[Records]
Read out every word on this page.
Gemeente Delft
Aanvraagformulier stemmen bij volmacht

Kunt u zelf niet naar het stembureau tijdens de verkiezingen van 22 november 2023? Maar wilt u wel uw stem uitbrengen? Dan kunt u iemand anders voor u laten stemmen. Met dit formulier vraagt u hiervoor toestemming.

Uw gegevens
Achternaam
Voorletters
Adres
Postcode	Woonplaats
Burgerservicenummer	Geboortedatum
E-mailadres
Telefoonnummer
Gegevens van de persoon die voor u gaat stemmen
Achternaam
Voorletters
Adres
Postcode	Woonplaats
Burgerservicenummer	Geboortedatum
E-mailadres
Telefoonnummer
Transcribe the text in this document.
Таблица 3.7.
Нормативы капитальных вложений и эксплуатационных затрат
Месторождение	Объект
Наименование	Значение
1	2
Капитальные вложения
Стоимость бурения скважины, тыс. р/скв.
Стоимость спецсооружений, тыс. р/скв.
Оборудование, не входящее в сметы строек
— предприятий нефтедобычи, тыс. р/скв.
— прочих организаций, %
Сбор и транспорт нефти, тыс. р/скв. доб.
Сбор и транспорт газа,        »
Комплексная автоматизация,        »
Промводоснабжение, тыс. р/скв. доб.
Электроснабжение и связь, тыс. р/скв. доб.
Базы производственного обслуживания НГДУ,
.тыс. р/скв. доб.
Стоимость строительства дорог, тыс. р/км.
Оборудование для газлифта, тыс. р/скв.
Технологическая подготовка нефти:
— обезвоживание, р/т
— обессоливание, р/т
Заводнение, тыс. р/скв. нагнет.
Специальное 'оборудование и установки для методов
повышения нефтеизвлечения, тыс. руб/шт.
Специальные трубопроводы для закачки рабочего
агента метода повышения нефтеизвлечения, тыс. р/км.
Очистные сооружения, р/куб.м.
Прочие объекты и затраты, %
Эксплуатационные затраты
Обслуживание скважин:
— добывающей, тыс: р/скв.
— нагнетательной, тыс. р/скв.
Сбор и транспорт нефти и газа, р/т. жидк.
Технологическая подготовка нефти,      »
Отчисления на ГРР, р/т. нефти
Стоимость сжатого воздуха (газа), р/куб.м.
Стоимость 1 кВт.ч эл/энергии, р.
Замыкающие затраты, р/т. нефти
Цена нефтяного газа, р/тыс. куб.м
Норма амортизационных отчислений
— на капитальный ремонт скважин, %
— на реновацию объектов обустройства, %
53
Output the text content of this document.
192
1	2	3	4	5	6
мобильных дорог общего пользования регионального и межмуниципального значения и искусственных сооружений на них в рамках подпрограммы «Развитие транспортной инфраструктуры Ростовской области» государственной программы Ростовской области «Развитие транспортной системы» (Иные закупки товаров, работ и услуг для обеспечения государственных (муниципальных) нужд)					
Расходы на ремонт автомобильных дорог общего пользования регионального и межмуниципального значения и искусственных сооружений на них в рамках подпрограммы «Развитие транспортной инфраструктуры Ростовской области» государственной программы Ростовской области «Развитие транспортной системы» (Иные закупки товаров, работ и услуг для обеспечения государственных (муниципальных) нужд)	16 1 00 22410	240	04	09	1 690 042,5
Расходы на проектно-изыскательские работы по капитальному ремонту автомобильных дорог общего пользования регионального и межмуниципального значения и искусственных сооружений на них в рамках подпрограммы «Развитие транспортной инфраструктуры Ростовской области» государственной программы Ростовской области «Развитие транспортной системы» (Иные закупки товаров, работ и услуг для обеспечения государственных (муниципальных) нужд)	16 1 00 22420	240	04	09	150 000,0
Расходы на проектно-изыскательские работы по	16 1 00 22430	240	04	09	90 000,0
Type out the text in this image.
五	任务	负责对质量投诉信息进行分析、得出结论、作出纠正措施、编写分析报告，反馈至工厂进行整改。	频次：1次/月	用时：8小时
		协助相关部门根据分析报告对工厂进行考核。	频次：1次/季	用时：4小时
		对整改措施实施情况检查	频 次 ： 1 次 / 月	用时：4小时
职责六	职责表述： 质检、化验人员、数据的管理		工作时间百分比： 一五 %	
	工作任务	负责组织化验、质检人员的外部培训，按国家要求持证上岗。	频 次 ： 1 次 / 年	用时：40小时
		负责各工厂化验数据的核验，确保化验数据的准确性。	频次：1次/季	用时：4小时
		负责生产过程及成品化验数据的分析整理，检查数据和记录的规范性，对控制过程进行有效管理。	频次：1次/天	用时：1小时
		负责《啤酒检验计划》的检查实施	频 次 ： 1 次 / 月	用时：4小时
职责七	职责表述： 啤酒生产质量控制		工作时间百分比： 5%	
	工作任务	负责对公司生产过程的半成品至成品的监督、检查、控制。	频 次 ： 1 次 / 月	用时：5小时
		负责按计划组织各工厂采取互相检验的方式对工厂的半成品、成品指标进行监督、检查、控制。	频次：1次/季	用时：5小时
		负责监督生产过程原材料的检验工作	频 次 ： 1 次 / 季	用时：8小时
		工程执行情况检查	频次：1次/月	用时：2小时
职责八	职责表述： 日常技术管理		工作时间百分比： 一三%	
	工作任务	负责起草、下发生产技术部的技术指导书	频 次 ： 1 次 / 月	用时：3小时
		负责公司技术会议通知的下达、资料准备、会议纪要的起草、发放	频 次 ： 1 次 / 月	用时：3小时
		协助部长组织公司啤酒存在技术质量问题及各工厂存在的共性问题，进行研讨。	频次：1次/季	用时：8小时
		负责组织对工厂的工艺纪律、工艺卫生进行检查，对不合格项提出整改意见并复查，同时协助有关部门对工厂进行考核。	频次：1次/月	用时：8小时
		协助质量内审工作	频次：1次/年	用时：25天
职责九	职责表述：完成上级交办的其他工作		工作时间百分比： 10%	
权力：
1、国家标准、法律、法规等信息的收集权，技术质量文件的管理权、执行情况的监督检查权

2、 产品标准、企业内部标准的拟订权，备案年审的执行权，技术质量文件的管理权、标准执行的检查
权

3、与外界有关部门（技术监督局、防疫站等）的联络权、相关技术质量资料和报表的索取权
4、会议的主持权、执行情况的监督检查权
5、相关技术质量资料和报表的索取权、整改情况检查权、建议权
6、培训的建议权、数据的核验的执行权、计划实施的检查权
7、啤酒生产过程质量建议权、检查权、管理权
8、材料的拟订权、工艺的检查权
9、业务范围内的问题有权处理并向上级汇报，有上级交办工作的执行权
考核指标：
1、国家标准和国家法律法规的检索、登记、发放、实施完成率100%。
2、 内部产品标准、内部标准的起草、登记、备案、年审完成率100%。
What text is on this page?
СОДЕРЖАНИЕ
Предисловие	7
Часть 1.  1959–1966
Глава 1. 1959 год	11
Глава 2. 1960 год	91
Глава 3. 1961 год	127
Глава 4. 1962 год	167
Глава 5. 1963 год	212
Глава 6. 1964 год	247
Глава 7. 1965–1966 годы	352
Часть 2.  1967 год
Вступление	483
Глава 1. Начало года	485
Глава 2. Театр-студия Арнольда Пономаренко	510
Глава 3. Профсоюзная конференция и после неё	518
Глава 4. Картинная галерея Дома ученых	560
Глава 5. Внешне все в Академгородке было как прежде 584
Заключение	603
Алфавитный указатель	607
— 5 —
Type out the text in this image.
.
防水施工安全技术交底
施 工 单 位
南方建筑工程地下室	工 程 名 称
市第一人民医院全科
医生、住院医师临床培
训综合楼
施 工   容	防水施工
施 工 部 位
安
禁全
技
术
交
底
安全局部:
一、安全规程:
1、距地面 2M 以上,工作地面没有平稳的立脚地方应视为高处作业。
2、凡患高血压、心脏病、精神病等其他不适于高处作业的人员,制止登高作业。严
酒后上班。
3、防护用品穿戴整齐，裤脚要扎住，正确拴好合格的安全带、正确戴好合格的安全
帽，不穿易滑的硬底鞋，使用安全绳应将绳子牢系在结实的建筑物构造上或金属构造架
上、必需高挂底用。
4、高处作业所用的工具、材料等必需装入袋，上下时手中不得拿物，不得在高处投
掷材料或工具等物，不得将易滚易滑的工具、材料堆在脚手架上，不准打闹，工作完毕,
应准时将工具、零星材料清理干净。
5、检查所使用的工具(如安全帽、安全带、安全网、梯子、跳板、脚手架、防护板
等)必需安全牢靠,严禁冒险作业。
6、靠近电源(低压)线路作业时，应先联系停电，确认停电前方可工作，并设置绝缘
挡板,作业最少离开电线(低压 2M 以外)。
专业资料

* [PROBLEM DETAILS]: Go over the data above and copy every line that has the word "text" in it.

* [RESPONSE BELOW]:
Transcribe the text in this document.
Output the text content of this document.
Type out the text in this image.
What text is on this page?
Type out the text in this image.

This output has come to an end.